AUFGABE.
Gib aus dem Text über den Film „Welt am Draht“ einen Abschnitt wortgetreu wieder: Setze bei den Worten „Inhaltsverzeichnis“ ein und höre nach „ein Simulakrum ist.“ auf.

VORLIEGENDER TEXT.
···

Welt am Draht

Welt am Draht
Filmdaten
Originaltitel Welt am Draht
Produktionsland Deutschland
Originalsprache Deutsch
Erscheinungsjahr 1973
Länge 204 (99+105) Minuten
Stab
Regie Rainer Werner Fassbinder
Drehbuch Rainer Werner Fassbinder
Fritz Müller-Scherz
Daniel F. Galouye (Romanvorlage)
Produktion Peter Märthesheimer
Alexander Wesemann
Musik Gottfried Hüngsberg
Titelmelodie: „Albatross“ von Fleetwood Mac
Kamera Michael Ballhaus
Ulrich Prinz
Schnitt Ursula Elles
Marie Anne Gerhardt
Besetzung

Welt am Draht ist ein zweiteiliger Fernsehfilm von Rainer Werner Fassbinder aus dem Jahr 1973. Vorlage ist der 1964 erschienene Science-Fiction-Roman Simulacron-3 von Daniel F. Galouye.

Inhaltsverzeichnis

Handlung

Die Handlung spielt in der Gegenwart der 1970er Jahre. Am „Institut für Kybernetik und Zukunftsforschung (IKZ)“ wurde ein Supercomputer namens Simulacron-1 entwickelt, der imstande ist, eine Kleinstadt zu simulieren. Diese virtuelle Realität läuft rund um die Uhr und wird von „Simulationseinheiten“ bevölkert, die in etwa dasselbe Leben führen wie wir und ein Bewusstsein besitzen. Außer einer „Kontaktperson“ wissen die simulierten Menschen jedoch nicht, dass ihre Welt nur eine Simulation bzw. ein Simulakrum ist.

Fred Stiller wird zum neuen Direktor des Instituts befördert, nachdem sein Vorgänger, Professor Henry Vollmer, unter ungeklärten Umständen ums Leben gekommen ist. Zuvor hatte dieser gegenüber seinem Mitarbeiter Günther Lause noch angedeutet, eine „ungeheure Entdeckung“ gemacht zu haben. Einige Tage später, auf einer Party von Stillers Vorgesetztem Herbert Siskins, verschwindet Lause wie vom Erdboden verschluckt, unmittelbar, bevor er Stiller über Vollmers Entdeckung in Kenntnis setzen konnte. Stiller macht sich auf die Suche nach Lause, doch niemand außer ihm scheint den einstigen Sicherheitschef des Instituts überhaupt gekannt zu haben. Auch in den Personaldatenbanken des Instituts ist der Name nicht verzeichnet – offiziell hat Lause nie existiert.

···

BEREITGESTELLTE DATEN.
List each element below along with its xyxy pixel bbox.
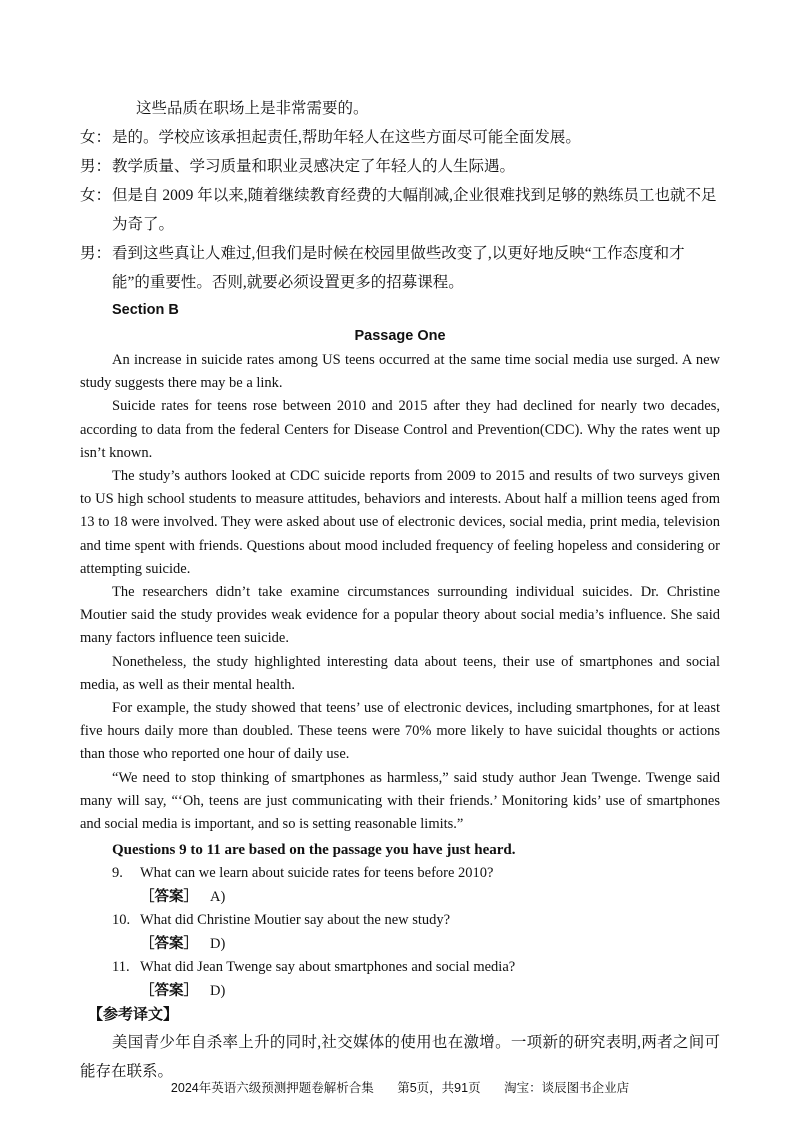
page-footer (0, 1078, 800, 1096)
reference-title: 【参考译文】 (88, 1007, 179, 1024)
footer-shop: 淘宝：谈辰图书企业店 (504, 1081, 630, 1095)
paragraph: The study’s authors looked at CDC suicide reports from 2009 to 2015 and results of two surveys given to US high school students to measure attitudes, behaviors and interests. About half a million teens aged from 13 to 18 were involved. They were asked about use of electronic devices, social media, print media, television and time spent with friends. Questions about mood included frequency of feeling hopeless and considering or attempting suicide. (80, 468, 720, 577)
speaker-label: 女： (80, 129, 112, 146)
question-text: What did Jean Twenge say about smartphones and social media? (140, 959, 516, 976)
dialogue-text: 是的。学校应该承担起责任,帮助年轻人在这些方面尽可能全面发展。 (112, 129, 581, 146)
dialogue-text: 这些品质在职场上是非常需要的。 (136, 100, 369, 117)
question-item (80, 956, 720, 980)
answer-line (80, 933, 720, 957)
question-number: 9. (112, 865, 123, 882)
page-content (80, 94, 720, 1086)
speaker-label: 男： (80, 158, 112, 175)
paragraph: For example, the study showed that teens’ use of electronic devices, including smartphones, for at least five hours daily more than doubled. These teens were 70% more likely to have suicidal thoughts or actions than those who reported one hour of daily use. (80, 700, 720, 763)
paragraph: An increase in suicide rates among US teens occurred at the same time social media use surged. A new study suggests there may be a link. (80, 352, 720, 392)
answer-value: A) (210, 888, 226, 905)
question-text: What did Christine Moutier say about the new study? (140, 912, 451, 929)
section-title: Section B (112, 302, 179, 318)
question-text: What can we learn about suicide rates for teens before 2010? (140, 865, 494, 882)
question-item (80, 909, 720, 933)
dialogue-text: 但是自 2009 年以来,随着继续教育经费的大幅削减,企业很难找到足够的熟练员工也就不足为奇了。 (112, 187, 717, 233)
dialogue-text: 教学质量、学习质量和职业灵感决定了年轻人的人生际遇。 (112, 158, 516, 175)
dialogue-line (80, 239, 720, 297)
answer-tag: ［答案］ (140, 982, 198, 999)
answer-value: D) (210, 982, 226, 999)
paragraph: The researchers didn’t take examine circumstances surrounding individual suicides. Dr. Christine Moutier said the study provides weak evidence for a popular theory about social media’s influence. She said many factors influence teen suicide. (80, 584, 720, 647)
questions-title: Questions 9 to 11 are based on the passage you have just heard. (112, 842, 516, 859)
paragraph: Nonetheless, the study highlighted interesting data about teens, their use of smartphones and social media, as well as their mental health. (80, 653, 720, 693)
question-number: 11. (112, 959, 130, 976)
answer-line (80, 980, 720, 1004)
footer-book-title: 2024年英语六级预测押题卷解析合集 (170, 1081, 374, 1095)
dialogue-line (80, 181, 720, 239)
paragraph: “We need to stop thinking of smartphones as harmless,” said study author Jean Twenge. Twenge said many will say, “‘Oh, teens are just communicating with their friends.’ Monitoring kids’ use of smartphones and social media is important, and so is setting reasonable limits.” (80, 769, 720, 833)
answer-value: D) (210, 935, 226, 952)
dialogue-line (80, 152, 720, 181)
dialogue-line (80, 123, 720, 152)
question-item (80, 862, 720, 886)
question-number: 10. (112, 912, 131, 929)
speaker-label: 男： (80, 245, 112, 262)
questions-list (80, 862, 720, 1003)
answer-tag: ［答案］ (140, 935, 198, 952)
answer-line (80, 886, 720, 910)
speaker-label: 女： (80, 187, 112, 204)
footer-page-number: 第5页，共91页 (397, 1081, 481, 1095)
passage-title: Passage One (354, 328, 446, 344)
answer-tag: ［答案］ (140, 888, 198, 905)
dialogue-text: 看到这些真让人难过,但我们是时候在校园里做些改变了,以更好地反映“工作态度和才能”的重要性。否则,就要必须设置更多的招募课程。 (112, 245, 685, 291)
paragraph: Suicide rates for teens rose between 2010 and 2015 after they had declined for nearly two decades, according to data from the federal Centers for Disease Control and Prevention(CDC). Why the rates went up isn’t known. (80, 398, 720, 461)
dialogue-block (80, 94, 720, 297)
passage-body (80, 349, 720, 836)
translation-paragraph: 美国青少年自杀率上升的同时,社交媒体的使用也在激增。一项新的研究表明,两者之间可能存在联系。 (80, 1034, 720, 1081)
dialogue-line (80, 94, 720, 123)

···

ANTWORT FOLGT.
Inhaltsverzeichnis

Handlung

Die Handlung spielt in der Gegenwart der 1970er Jahre. Am „Institut für Kybernetik und Zukunftsforschung (IKZ)“ wurde ein Supercomputer namens Simulacron-1 entwickelt, der imstande ist, eine Kleinstadt zu simulieren. Diese virtuelle Realität läuft rund um die Uhr und wird von „Simulationseinheiten“ bevölkert, die in etwa dasselbe Leben führen wie wir und ein Bewusstsein besitzen. Außer einer „Kontaktperson“ wissen die simulierten Menschen jedoch nicht, dass ihre Welt nur eine Simulation bzw. ein Simulakrum ist.